DIRECTIONS.
Find each line containing the string "title". Copy it.

MATERIALS PROVIDED.
# # # # # # #

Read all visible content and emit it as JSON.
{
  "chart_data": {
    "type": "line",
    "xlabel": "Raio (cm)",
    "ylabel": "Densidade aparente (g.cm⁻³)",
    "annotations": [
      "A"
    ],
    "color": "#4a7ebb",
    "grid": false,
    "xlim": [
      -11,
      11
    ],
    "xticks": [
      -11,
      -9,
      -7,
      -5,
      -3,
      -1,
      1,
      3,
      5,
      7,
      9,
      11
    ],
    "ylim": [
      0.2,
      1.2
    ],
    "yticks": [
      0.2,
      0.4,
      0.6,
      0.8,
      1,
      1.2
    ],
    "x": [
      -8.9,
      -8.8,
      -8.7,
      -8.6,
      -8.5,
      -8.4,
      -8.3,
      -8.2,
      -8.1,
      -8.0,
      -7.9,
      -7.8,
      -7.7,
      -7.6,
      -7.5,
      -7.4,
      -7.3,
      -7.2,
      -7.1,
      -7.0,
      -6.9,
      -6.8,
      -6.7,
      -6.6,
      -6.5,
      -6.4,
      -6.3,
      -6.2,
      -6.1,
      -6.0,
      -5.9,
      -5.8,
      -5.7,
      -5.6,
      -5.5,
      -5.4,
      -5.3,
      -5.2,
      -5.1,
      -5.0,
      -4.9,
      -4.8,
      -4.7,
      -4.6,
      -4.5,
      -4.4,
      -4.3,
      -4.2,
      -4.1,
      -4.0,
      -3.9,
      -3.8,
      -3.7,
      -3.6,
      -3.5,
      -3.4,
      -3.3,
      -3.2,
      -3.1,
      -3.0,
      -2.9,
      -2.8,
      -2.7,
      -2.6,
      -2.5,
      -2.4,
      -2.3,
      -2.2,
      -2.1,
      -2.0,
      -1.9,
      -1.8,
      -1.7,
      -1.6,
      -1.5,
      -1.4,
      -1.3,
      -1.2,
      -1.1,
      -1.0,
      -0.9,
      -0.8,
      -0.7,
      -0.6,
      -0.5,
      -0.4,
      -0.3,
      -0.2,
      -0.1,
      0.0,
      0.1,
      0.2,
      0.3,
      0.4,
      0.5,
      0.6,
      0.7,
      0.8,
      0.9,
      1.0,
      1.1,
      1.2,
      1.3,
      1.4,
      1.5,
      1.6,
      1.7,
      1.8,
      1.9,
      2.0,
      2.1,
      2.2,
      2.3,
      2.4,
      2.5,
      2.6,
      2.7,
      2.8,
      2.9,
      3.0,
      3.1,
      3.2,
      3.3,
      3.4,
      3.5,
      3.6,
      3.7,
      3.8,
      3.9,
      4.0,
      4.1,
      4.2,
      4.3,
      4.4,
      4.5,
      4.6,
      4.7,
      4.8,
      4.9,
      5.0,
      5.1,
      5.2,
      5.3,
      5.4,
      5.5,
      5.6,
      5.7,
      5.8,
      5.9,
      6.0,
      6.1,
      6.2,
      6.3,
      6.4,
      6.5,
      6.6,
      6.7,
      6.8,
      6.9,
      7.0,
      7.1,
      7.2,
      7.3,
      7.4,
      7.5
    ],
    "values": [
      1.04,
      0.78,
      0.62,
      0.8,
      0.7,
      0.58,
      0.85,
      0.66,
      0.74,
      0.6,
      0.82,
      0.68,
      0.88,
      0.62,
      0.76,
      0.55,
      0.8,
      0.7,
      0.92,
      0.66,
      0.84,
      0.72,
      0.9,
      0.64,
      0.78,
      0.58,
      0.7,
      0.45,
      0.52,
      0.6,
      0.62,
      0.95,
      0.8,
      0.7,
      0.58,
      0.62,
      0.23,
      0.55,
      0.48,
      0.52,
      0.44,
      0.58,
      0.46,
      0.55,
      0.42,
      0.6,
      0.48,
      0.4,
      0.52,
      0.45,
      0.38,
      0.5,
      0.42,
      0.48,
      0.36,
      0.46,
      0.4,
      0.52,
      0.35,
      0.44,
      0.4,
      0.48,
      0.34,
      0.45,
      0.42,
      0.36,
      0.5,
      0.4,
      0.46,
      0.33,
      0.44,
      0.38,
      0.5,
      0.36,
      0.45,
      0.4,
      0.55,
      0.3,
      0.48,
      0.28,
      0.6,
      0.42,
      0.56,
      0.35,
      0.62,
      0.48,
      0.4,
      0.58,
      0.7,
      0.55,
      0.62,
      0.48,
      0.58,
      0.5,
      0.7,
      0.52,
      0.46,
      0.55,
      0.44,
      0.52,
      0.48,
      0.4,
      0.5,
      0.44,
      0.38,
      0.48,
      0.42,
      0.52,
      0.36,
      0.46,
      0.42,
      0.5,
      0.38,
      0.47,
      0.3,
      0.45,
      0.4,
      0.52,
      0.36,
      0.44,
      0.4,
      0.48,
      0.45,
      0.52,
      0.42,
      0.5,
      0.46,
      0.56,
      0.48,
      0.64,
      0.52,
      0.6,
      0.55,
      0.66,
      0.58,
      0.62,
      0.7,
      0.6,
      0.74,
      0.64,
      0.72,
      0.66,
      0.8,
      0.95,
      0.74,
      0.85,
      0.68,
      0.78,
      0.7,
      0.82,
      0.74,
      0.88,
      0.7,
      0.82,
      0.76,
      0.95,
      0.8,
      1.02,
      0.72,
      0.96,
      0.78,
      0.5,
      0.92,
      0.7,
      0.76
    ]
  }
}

# # # # # # #

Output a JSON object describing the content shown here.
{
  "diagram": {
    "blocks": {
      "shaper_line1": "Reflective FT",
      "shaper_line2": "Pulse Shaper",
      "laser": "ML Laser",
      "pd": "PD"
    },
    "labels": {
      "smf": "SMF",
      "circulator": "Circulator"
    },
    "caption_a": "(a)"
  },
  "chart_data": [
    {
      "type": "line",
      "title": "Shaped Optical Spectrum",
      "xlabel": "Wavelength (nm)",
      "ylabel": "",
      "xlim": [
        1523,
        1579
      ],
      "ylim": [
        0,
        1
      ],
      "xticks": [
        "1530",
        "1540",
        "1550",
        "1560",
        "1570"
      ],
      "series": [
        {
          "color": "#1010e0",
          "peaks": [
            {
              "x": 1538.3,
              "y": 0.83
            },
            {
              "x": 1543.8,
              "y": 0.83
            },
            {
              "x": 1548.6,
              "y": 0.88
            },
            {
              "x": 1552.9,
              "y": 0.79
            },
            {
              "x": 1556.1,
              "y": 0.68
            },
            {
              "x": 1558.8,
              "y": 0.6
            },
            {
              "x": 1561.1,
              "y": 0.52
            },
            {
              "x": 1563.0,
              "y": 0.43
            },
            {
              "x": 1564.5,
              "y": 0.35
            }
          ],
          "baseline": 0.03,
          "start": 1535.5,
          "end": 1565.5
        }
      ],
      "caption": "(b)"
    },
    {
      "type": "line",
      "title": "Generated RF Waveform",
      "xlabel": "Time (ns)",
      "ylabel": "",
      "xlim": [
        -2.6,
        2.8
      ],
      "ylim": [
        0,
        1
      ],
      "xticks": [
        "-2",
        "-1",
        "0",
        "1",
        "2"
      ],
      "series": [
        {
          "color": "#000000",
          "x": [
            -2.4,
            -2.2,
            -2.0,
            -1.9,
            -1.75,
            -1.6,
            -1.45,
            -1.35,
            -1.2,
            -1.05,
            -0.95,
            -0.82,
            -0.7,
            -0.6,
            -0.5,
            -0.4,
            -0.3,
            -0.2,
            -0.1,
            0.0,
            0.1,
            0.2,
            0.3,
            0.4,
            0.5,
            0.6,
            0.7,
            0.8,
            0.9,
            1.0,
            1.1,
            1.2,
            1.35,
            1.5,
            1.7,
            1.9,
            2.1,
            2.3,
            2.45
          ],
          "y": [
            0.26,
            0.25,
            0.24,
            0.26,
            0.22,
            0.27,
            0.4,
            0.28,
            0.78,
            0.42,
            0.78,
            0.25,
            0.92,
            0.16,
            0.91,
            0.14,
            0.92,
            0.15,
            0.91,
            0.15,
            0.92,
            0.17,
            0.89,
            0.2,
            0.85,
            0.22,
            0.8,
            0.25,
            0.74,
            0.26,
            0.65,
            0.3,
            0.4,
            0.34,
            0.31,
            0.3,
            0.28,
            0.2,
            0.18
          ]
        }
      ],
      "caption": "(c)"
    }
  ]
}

# # # # # # #

TASK OUTPUT.
      "title": "Shaped Optical Spectrum",
      "title": "Generated RF Waveform",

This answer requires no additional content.